== DATA SECTION ==
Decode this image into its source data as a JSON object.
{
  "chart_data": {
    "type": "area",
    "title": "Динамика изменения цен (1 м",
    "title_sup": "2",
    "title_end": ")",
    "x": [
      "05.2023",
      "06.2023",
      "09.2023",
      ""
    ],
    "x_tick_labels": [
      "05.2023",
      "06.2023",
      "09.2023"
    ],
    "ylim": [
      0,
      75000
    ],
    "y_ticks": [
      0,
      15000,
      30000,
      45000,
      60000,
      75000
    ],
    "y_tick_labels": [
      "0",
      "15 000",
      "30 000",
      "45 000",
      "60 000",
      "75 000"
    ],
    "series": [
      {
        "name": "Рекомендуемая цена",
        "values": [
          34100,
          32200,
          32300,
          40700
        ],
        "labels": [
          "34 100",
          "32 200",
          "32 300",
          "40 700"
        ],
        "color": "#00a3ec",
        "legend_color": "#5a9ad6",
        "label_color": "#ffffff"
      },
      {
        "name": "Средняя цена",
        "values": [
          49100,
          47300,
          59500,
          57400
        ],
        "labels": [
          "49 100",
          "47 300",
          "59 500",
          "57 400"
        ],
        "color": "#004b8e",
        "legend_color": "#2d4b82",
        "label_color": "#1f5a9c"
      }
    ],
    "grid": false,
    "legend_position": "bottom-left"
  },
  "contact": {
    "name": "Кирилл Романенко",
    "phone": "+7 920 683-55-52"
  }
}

== GIVEN REQUEST ==
All of the entries above need to be reproduced exactly.

== ANSWER TO THIS TASK ==
Decode this image into its source data as a JSON object.
{
  "chart_data": {
    "type": "area",
    "title": "Динамика изменения цен (1 м",
    "title_sup": "2",
    "title_end": ")",
    "x": [
      "05.2023",
      "06.2023",
      "09.2023",
      ""
    ],
    "x_tick_labels": [
      "05.2023",
      "06.2023",
      "09.2023"
    ],
    "ylim": [
      0,
      75000
    ],
    "y_ticks": [
      0,
      15000,
      30000,
      45000,
      60000,
      75000
    ],
    "y_tick_labels": [
      "0",
      "15 000",
      "30 000",
      "45 000",
      "60 000",
      "75 000"
    ],
    "series": [
      {
        "name": "Рекомендуемая цена",
        "values": [
          34100,
          32200,
          32300,
          40700
        ],
        "labels": [
          "34 100",
          "32 200",
          "32 300",
          "40 700"
        ],
        "color": "#00a3ec",
        "legend_color": "#5a9ad6",
        "label_color": "#ffffff"
      },
      {
        "name": "Средняя цена",
        "values": [
          49100,
          47300,
          59500,
          57400
        ],
        "labels": [
          "49 100",
          "47 300",
          "59 500",
          "57 400"
        ],
        "color": "#004b8e",
        "legend_color": "#2d4b82",
        "label_color": "#1f5a9c"
      }
    ],
    "grid": false,
    "legend_position": "bottom-left"
  },
  "contact": {
    "name": "Кирилл Романенко",
    "phone": "+7 920 683-55-52"
  }
}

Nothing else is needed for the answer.